(Image records of document pages)

▼▼▼

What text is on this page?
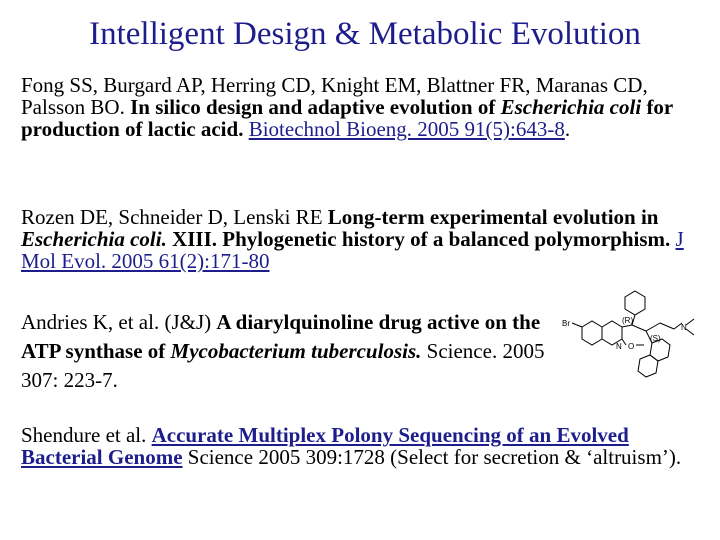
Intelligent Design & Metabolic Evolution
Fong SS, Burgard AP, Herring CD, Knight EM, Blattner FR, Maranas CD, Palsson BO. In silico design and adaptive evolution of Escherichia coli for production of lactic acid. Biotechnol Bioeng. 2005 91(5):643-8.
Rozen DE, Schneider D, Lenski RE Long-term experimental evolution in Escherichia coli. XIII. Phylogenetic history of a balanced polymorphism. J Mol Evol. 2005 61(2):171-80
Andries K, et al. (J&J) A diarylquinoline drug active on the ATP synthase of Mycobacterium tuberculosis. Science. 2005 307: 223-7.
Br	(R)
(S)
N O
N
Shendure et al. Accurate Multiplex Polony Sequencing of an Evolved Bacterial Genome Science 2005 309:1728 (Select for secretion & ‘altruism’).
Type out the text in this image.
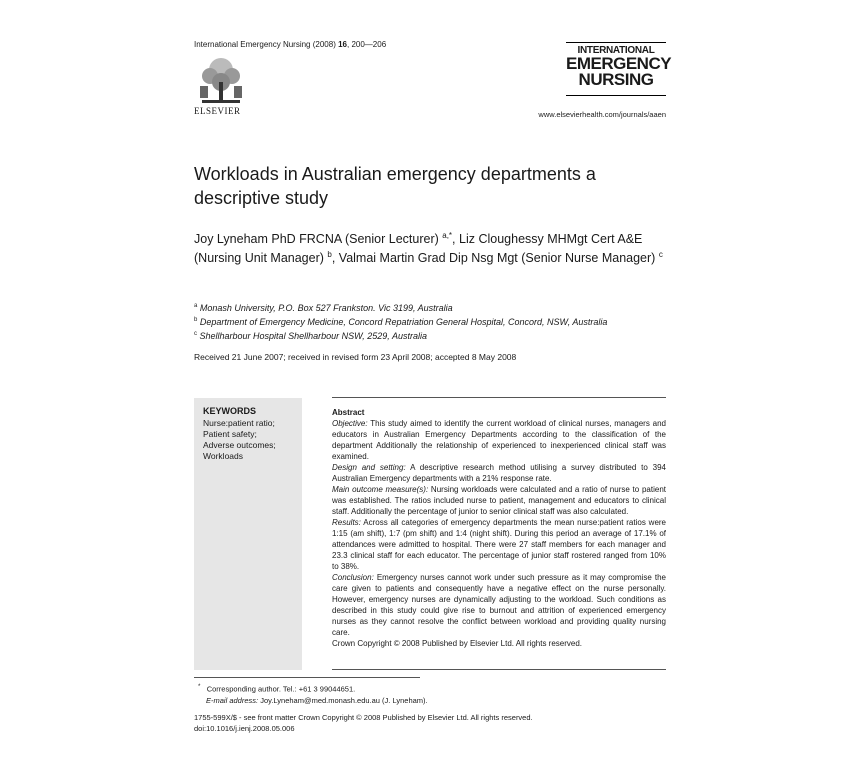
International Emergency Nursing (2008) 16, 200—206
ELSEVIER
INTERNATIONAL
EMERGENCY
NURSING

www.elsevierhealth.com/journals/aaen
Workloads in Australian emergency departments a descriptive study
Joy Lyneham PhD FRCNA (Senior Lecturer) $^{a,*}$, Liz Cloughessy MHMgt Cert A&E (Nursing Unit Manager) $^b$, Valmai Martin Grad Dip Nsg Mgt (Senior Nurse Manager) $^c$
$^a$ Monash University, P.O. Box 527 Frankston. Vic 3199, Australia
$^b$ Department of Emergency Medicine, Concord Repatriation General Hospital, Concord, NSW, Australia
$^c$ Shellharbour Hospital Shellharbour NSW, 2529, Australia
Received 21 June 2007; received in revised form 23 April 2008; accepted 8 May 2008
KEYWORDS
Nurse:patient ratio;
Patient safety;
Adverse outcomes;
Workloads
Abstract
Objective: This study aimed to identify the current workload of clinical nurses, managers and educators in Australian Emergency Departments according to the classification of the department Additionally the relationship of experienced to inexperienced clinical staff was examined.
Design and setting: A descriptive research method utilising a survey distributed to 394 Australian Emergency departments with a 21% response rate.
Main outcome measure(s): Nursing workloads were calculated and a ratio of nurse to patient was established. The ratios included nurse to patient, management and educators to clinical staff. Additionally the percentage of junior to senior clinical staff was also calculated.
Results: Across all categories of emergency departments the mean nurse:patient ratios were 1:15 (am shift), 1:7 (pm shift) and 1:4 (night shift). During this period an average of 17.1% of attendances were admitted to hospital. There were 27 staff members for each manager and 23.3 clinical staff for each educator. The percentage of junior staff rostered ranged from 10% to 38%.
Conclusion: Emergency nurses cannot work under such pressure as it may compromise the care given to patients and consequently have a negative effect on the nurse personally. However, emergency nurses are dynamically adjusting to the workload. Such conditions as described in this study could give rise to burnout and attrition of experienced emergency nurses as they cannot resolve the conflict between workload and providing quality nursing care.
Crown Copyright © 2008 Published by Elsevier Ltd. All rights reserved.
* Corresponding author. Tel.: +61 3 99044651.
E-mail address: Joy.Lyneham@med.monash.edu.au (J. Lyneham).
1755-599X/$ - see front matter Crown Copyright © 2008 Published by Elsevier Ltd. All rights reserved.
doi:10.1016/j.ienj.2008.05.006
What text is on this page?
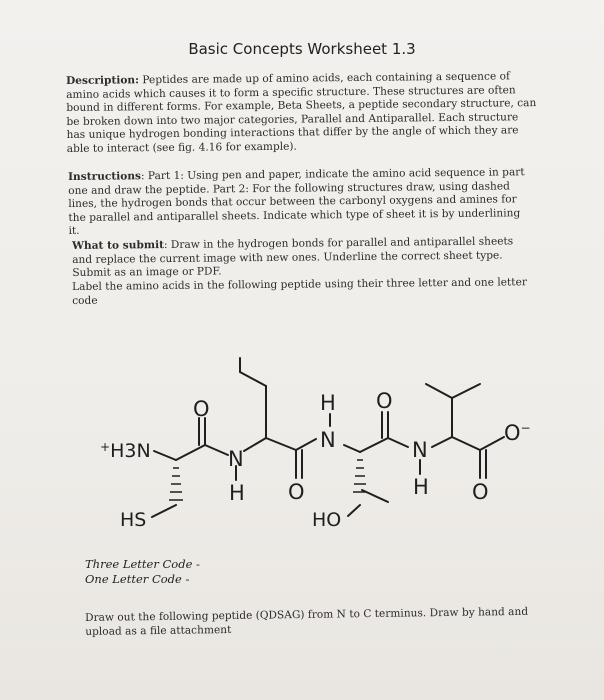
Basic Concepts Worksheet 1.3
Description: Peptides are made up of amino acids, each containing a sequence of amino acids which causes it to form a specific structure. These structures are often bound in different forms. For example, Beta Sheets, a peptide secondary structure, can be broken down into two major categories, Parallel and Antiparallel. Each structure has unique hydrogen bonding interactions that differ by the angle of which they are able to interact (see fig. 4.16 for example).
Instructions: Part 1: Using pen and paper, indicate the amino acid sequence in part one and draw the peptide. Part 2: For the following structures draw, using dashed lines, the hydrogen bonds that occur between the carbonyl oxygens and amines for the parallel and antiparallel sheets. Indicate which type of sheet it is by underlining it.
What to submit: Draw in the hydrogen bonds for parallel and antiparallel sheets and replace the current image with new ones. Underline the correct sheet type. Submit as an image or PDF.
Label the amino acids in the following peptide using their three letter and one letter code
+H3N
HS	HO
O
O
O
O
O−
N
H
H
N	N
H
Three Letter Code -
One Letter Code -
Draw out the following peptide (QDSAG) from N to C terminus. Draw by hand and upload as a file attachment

▲▲▲

▶ Try it
Filter the lines above so that only those with the string "acids" remain, then copy them.

▶ Task solution
Description: Peptides are made up of amino acids, each containing a sequence of amino acids which causes it to form a specific structure. These structures are often bound in different forms. For example, Beta Sheets, a peptide secondary structure, can be broken down into two major categories, Parallel and Antiparallel. Each structure has unique hydrogen bonding interactions that differ by the angle of which they are able to interact (see fig. 4.16 for example).
Label the amino acids in the following peptide using their three letter and one letter code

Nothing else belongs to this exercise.